* _Excerpted records_:
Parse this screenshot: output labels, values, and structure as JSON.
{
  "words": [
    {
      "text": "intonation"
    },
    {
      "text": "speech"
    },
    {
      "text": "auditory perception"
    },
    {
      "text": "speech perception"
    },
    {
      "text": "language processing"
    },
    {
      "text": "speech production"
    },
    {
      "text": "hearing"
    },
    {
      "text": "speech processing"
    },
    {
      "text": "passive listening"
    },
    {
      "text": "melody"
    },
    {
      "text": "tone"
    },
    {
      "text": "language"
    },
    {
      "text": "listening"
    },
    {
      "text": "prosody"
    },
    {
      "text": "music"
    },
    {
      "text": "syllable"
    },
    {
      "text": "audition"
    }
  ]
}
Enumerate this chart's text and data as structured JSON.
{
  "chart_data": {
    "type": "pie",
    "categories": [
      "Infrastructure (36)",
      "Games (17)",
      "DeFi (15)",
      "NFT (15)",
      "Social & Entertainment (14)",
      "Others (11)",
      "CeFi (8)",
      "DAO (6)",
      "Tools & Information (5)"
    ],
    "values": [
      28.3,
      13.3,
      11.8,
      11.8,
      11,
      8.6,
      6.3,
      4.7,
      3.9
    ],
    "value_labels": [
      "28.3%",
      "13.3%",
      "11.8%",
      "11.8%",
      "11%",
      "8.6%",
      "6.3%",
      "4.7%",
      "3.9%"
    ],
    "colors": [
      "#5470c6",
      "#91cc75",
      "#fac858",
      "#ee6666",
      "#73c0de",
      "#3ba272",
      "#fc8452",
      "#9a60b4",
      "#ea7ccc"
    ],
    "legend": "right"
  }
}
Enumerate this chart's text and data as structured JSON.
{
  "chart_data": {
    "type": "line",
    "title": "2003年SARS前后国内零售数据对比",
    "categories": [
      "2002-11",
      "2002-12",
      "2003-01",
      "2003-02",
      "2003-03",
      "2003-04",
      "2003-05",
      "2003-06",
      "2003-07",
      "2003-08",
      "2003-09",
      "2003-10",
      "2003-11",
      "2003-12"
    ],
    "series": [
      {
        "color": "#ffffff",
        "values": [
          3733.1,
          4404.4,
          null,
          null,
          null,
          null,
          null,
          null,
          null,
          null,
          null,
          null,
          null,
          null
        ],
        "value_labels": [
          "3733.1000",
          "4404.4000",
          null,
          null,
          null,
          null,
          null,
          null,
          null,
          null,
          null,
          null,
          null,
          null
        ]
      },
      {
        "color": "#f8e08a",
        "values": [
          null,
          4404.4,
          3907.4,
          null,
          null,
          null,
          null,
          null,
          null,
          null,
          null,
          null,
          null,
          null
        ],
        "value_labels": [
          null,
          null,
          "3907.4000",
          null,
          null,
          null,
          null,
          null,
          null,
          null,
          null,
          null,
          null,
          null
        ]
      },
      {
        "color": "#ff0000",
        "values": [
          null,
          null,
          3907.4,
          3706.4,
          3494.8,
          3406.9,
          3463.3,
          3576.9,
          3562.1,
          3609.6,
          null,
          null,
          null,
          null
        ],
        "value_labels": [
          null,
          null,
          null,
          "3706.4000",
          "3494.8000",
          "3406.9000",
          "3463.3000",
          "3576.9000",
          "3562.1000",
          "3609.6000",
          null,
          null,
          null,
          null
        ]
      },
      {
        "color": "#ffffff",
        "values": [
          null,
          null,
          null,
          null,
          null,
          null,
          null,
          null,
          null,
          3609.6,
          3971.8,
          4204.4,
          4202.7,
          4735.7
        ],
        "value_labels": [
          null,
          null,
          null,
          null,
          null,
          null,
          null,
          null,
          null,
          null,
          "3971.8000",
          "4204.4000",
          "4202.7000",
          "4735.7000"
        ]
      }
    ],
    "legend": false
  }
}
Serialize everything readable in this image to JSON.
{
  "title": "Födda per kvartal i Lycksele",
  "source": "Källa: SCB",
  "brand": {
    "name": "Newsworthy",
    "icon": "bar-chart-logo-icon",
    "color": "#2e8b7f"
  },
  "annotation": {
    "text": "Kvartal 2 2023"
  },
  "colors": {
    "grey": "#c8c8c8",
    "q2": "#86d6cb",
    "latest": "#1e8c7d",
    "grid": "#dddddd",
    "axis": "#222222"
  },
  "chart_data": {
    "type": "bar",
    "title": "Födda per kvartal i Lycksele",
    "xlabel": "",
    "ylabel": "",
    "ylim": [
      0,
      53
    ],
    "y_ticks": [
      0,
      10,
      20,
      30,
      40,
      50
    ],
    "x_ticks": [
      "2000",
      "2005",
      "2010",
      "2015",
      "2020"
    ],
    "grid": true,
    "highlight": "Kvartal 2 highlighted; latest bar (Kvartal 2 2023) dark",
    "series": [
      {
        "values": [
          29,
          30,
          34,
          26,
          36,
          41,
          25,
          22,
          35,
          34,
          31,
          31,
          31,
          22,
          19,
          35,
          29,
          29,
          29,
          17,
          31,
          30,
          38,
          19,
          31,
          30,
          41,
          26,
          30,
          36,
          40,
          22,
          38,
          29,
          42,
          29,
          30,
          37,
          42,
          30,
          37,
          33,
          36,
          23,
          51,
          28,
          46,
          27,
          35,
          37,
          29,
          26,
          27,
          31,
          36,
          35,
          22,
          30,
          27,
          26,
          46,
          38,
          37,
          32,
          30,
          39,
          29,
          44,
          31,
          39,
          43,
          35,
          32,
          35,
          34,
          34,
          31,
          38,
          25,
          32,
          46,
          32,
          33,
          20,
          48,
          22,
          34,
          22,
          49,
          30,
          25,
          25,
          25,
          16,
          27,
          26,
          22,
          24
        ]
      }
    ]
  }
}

* _What is expected_:
Go through the records and copy each line with "this" in it.

* _Result_:
Parse this screenshot: output labels, values, and structure as JSON.
Enumerate this chart's text and data as structured JSON.
Enumerate this chart's text and data as structured JSON.
Serialize everything readable in this image to JSON.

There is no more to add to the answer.